Nos livros e nas aulas de história muito se fala sobre escravidão, a exploração e sobre o grande acontecimento: a abolição. Mas o que não se fala é que, depois da abolição, os negros ficaram à mercê, sem ter onde trabalhar, morar e o que comer, restando para eles a discriminação, o descaso e a exploração.
Até hoje, os negros são a base da pirâmide social e quando destrinchamos essa pirâmide encontramos outra questão, a mulher negra é a base dessa base.
A mulher negra sofre o peso do preconceito e discriminações que as exclui de ocupar o espaço que lhe caberia, muitas vezes, por ser mulher e negra. Os problemas começam em situações simples, na própria infância. Quando criança, elas não se veem representadas em bonecas e desenhos animados. Rejeitaram seus cabelos crespos e a tonalidade da pele, disseminando um padrão de beleza que, desde criança, as meninas pretas não se reconhecem, ferindo a autoestima delas. Mais tarde, essas questões se refletem de uma forma muito mais grave nas relações interpessoais e afetivas.
As mulheres negras são a parcela mais pobre da sociedade brasileira, possuem a situação de trabalho mais precária, têm os menores rendimentos e as mais altas taxas de desemprego, são também as que têm maior dificuldade de completar a escolarização além de possuir chances pequenas de chegar a cargos de direção e chefia. Quando essa mulher obtém trabalho ocupa cargos de menor qualidade, status e remunerações. Estão engajadas em ocupações de precariedade e com difícil ascensão e quando percebemos os dados do racismo e violência é ainda mais preocupante. Segundo o Atlas da Violência 2021, os dados apresentados revelam que em 2019, 66% das mulheres assassinadas no Brasil eram negras. De acordo com o Atlas, em termos relativos, enquanto a taxa de homicídios de mulheres não negras foi de 2,5, a mesma taxa para as mulheres negras foi de 4,1. Isso quer dizer que o risco relativo de uma mulher negra ser vítima de homicídio é 1,7 vezes maior do que o de uma mulher não negra, ou seja, para cada mulher não negra morta, morrem 1,7 mulheres negras. Qual a melhor forma de enfrentar esses problemas diante de dados alarmantes como os que foram citados? Quais seriam as melhores soluções?
※ ※ ※
Instrução 1 ▸ Repita, sem mudar nada, o trecho do texto sobre a mulher negra que vai de "Até hoje, os" até "interpessoais e afetivas.".
※ ※ ※
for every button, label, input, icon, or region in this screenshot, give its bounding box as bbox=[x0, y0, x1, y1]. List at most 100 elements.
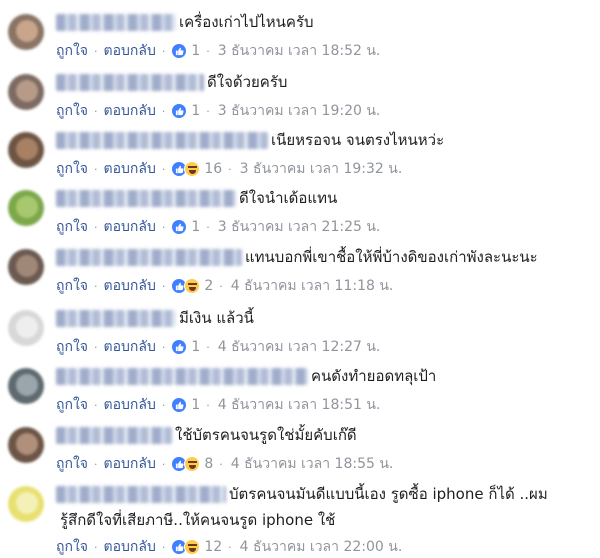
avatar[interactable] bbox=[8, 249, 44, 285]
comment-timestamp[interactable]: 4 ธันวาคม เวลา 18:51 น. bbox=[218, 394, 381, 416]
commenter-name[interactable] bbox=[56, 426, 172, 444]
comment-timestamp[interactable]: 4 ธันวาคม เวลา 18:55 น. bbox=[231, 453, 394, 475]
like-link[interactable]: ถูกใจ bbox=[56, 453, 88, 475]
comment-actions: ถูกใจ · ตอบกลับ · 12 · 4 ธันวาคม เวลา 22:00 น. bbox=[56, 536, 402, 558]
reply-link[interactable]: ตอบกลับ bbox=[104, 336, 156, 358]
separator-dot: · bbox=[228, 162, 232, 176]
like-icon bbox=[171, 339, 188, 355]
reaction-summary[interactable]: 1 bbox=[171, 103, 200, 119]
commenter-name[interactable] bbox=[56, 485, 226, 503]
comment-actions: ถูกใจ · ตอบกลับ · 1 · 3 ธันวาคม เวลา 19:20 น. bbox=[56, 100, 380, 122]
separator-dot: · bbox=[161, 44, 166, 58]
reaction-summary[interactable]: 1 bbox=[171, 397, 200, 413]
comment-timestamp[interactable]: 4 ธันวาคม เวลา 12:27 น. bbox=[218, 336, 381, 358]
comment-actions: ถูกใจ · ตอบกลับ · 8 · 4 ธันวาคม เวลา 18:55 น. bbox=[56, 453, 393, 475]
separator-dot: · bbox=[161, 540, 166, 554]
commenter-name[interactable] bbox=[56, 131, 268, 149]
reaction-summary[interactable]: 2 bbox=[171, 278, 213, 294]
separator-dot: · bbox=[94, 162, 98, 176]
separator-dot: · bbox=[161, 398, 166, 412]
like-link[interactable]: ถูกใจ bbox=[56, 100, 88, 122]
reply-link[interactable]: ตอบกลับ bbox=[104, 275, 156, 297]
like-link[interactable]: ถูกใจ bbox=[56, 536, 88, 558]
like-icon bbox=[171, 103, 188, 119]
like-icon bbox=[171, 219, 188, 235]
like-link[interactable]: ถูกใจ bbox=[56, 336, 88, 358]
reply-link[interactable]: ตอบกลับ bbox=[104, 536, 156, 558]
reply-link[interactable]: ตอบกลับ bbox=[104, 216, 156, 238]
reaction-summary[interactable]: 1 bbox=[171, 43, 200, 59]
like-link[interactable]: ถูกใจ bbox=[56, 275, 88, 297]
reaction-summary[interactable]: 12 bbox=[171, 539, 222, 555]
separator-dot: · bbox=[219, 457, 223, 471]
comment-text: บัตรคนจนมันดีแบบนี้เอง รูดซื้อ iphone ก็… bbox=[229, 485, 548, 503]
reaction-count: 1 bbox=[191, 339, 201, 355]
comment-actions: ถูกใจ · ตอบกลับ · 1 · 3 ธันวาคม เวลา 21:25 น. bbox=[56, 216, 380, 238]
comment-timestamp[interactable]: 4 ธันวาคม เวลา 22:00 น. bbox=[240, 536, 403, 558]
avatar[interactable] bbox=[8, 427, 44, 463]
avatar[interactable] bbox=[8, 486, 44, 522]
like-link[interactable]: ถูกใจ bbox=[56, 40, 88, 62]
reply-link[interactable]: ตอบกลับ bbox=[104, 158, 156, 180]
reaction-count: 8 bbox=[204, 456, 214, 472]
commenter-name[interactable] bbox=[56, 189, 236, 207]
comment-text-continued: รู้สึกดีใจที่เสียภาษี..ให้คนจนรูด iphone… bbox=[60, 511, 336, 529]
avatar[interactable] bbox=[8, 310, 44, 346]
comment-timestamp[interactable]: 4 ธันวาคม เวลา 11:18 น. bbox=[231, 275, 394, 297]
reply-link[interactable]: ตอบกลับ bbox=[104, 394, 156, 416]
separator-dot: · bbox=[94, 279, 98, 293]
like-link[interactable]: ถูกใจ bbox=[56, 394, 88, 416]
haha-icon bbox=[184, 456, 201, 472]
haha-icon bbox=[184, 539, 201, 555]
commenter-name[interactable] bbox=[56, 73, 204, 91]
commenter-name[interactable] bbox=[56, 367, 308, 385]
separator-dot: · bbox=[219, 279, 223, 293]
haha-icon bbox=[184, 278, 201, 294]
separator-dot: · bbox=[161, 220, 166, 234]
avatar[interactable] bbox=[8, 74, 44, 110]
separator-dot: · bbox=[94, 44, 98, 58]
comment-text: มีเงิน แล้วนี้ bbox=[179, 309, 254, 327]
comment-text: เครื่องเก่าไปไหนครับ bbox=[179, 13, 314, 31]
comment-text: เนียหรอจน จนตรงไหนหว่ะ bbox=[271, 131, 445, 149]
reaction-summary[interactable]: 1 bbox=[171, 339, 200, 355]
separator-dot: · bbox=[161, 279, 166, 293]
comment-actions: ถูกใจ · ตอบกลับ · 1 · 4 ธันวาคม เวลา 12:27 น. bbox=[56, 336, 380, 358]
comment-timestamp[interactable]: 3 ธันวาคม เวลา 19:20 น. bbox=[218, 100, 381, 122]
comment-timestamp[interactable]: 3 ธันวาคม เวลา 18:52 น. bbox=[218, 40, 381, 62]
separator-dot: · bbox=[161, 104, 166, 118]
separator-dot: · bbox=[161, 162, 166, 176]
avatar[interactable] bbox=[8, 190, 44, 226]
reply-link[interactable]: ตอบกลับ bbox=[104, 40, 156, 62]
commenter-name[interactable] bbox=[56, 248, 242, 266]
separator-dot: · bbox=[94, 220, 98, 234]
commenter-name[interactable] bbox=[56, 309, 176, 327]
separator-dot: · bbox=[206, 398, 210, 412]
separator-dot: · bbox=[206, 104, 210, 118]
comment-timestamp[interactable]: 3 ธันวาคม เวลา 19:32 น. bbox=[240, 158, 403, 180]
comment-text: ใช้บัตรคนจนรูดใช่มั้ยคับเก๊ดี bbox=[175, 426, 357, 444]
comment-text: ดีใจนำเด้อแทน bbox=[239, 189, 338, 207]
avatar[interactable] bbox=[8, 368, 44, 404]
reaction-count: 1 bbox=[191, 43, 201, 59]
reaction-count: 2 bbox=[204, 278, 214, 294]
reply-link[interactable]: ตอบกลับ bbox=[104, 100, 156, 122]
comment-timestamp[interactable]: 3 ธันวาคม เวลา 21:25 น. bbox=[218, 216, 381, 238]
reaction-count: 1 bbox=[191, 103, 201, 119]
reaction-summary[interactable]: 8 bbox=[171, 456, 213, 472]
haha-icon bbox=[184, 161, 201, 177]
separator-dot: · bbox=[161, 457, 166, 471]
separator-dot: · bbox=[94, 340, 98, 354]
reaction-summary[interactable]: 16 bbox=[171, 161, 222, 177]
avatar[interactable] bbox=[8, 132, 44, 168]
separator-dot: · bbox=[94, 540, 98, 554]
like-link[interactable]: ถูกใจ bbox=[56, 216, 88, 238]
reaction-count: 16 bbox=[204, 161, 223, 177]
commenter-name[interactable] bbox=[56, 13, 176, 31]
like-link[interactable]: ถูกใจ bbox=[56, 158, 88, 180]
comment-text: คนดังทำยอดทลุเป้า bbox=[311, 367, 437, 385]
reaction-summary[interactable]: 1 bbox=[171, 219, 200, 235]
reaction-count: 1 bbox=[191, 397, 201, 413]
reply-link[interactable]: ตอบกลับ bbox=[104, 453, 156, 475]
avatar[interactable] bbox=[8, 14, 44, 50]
※ ※ ※
Instrução 2 ▸ Copie dos registros, sem alterar nada, só as linhas que vão da linha com "avatar[interactable] bbox=[8, 249, 44, 285]" até a linha com "separator-dot: · bbox=[161, 540, 166, 554]", incluindo as duas.

Resposta 1 ▸
Até hoje, os negros são a base da pirâmide social e quando destrinchamos essa pirâmide encontramos outra questão, a mulher negra é a base dessa base.
A mulher negra sofre o peso do preconceito e discriminações que as exclui de ocupar o espaço que lhe caberia, muitas vezes, por ser mulher e negra. Os problemas começam em situações simples, na própria infância. Quando criança, elas não se veem representadas em bonecas e desenhos animados. Rejeitaram seus cabelos crespos e a tonalidade da pele, disseminando um padrão de beleza que, desde criança, as meninas pretas não se reconhecem, ferindo a autoestima delas. Mais tarde, essas questões se refletem de uma forma muito mais grave nas relações interpessoais e afetivas.

Resposta 2 ▸
avatar[interactable] bbox=[8, 249, 44, 285]
comment-timestamp[interactable]: 4 ธันวาคม เวลา 18:51 น. bbox=[218, 394, 381, 416]
commenter-name[interactable] bbox=[56, 426, 172, 444]
comment-timestamp[interactable]: 4 ธันวาคม เวลา 18:55 น. bbox=[231, 453, 394, 475]
like-link[interactable]: ถูกใจ bbox=[56, 453, 88, 475]
comment-actions: ถูกใจ · ตอบกลับ · 12 · 4 ธันวาคม เวลา 22:00 น. bbox=[56, 536, 402, 558]
reply-link[interactable]: ตอบกลับ bbox=[104, 336, 156, 358]
separator-dot: · bbox=[228, 162, 232, 176]
like-icon bbox=[171, 339, 188, 355]
reaction-summary[interactable]: 1 bbox=[171, 103, 200, 119]
commenter-name[interactable] bbox=[56, 485, 226, 503]
comment-actions: ถูกใจ · ตอบกลับ · 1 · 3 ธันวาคม เวลา 19:20 น. bbox=[56, 100, 380, 122]
separator-dot: · bbox=[161, 44, 166, 58]
reaction-summary[interactable]: 1 bbox=[171, 397, 200, 413]
comment-timestamp[interactable]: 4 ธันวาคม เวลา 12:27 น. bbox=[218, 336, 381, 358]
comment-actions: ถูกใจ · ตอบกลับ · 8 · 4 ธันวาคม เวลา 18:55 น. bbox=[56, 453, 393, 475]
separator-dot: · bbox=[161, 540, 166, 554]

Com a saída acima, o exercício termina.